→ **Problem statement**
Select all lines with the string "wipers" in them, and copy those lines.

→ **Data supplied**
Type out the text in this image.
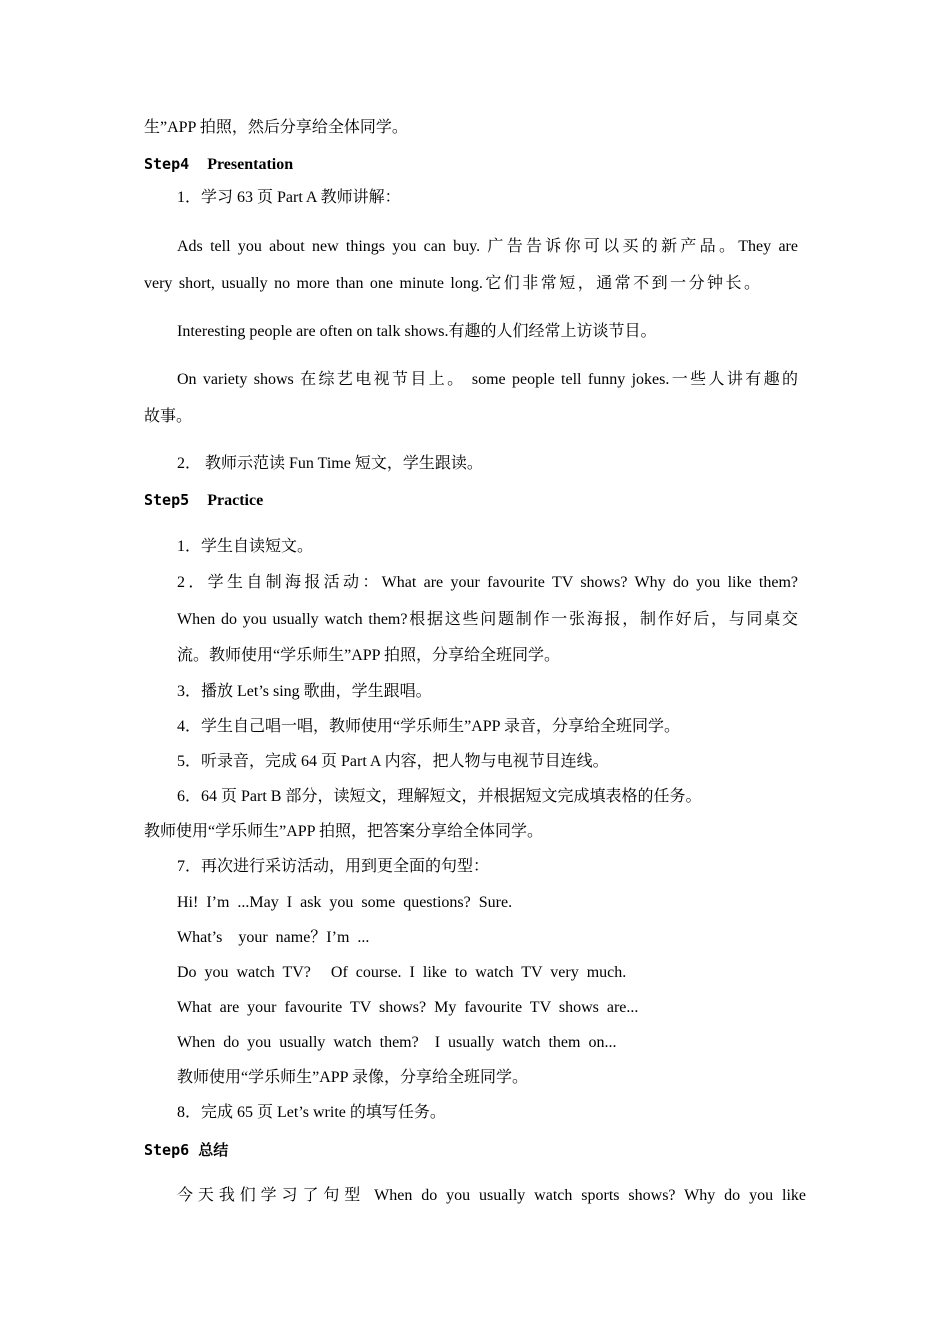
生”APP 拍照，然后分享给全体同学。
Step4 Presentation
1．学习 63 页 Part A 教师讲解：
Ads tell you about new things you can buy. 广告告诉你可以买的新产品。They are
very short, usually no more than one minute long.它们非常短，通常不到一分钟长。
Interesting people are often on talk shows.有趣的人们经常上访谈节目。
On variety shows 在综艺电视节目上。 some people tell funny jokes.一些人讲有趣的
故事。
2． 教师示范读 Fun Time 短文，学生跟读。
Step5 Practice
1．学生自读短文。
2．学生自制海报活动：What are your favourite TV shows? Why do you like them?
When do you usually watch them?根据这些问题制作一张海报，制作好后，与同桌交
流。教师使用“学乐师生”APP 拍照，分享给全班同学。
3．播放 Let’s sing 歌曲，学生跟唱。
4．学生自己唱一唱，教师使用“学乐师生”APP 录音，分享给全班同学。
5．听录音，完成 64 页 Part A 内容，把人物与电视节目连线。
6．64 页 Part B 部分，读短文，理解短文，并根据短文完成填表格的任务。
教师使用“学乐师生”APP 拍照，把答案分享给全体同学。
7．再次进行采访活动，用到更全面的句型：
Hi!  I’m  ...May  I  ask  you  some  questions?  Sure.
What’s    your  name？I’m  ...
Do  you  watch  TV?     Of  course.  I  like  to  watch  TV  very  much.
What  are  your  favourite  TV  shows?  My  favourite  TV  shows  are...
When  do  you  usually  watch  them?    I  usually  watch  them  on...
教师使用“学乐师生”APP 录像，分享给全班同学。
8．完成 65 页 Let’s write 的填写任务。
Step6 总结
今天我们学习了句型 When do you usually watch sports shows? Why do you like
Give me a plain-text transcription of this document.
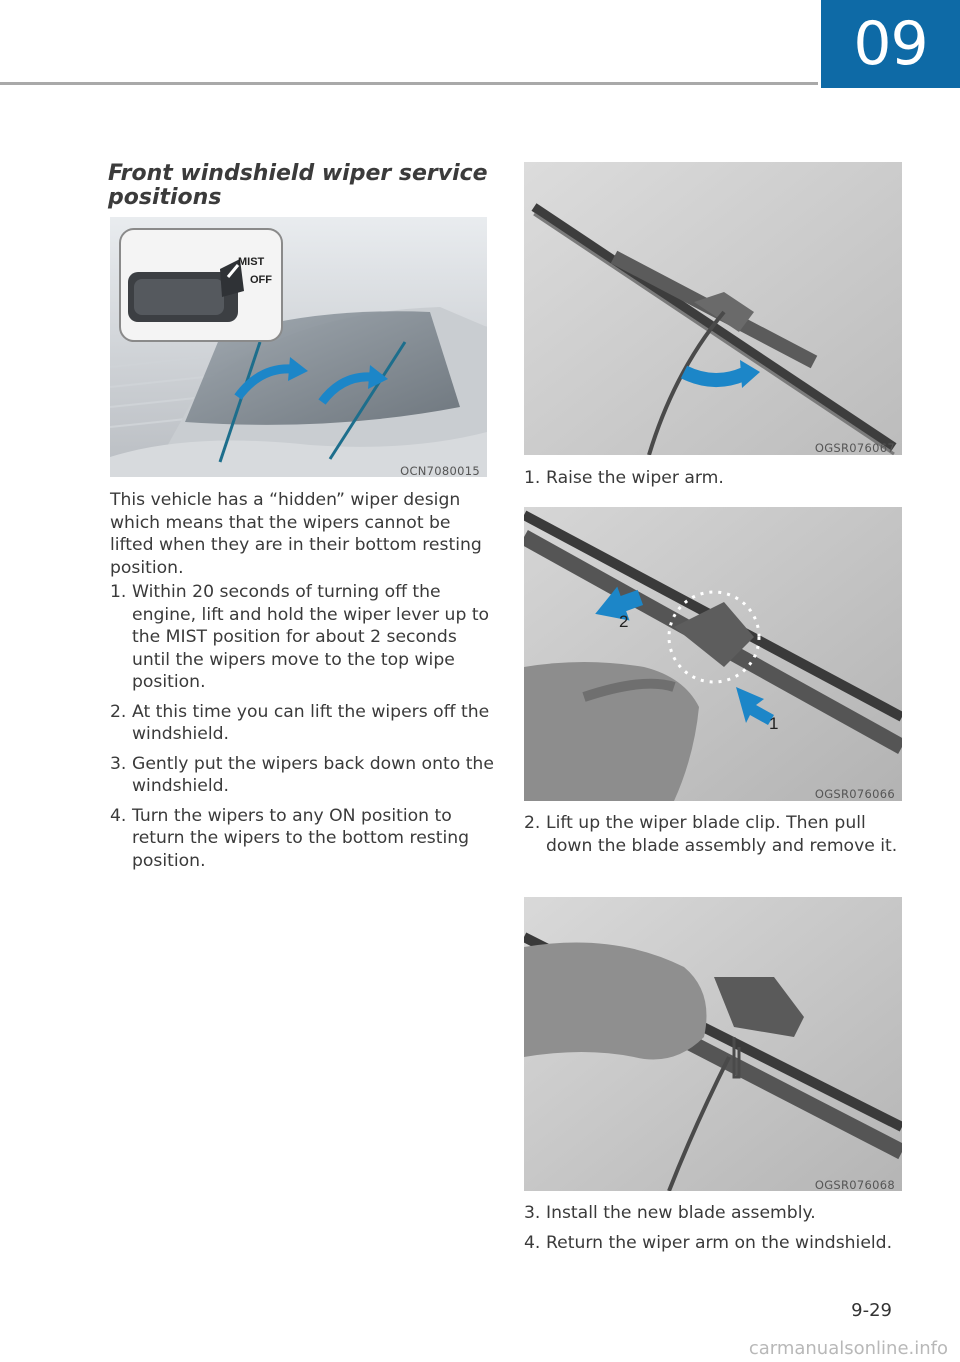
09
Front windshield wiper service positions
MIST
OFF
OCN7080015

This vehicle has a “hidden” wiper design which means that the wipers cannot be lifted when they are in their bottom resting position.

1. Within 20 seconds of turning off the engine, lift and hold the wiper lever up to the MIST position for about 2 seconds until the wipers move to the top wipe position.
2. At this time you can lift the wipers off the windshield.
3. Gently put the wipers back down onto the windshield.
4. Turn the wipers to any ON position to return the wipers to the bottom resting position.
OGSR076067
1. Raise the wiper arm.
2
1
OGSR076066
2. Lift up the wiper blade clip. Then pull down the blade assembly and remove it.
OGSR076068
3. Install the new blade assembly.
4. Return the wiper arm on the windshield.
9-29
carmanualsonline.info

→ **Completed exercise**
This vehicle has a “hidden” wiper design which means that the wipers cannot be lifted when they are in their bottom resting position.
1. Within 20 seconds of turning off the engine, lift and hold the wiper lever up to the MIST position for about 2 seconds until the wipers move to the top wipe position.
2. At this time you can lift the wipers off the windshield.
3. Gently put the wipers back down onto the windshield.
4. Turn the wipers to any ON position to return the wipers to the bottom resting position.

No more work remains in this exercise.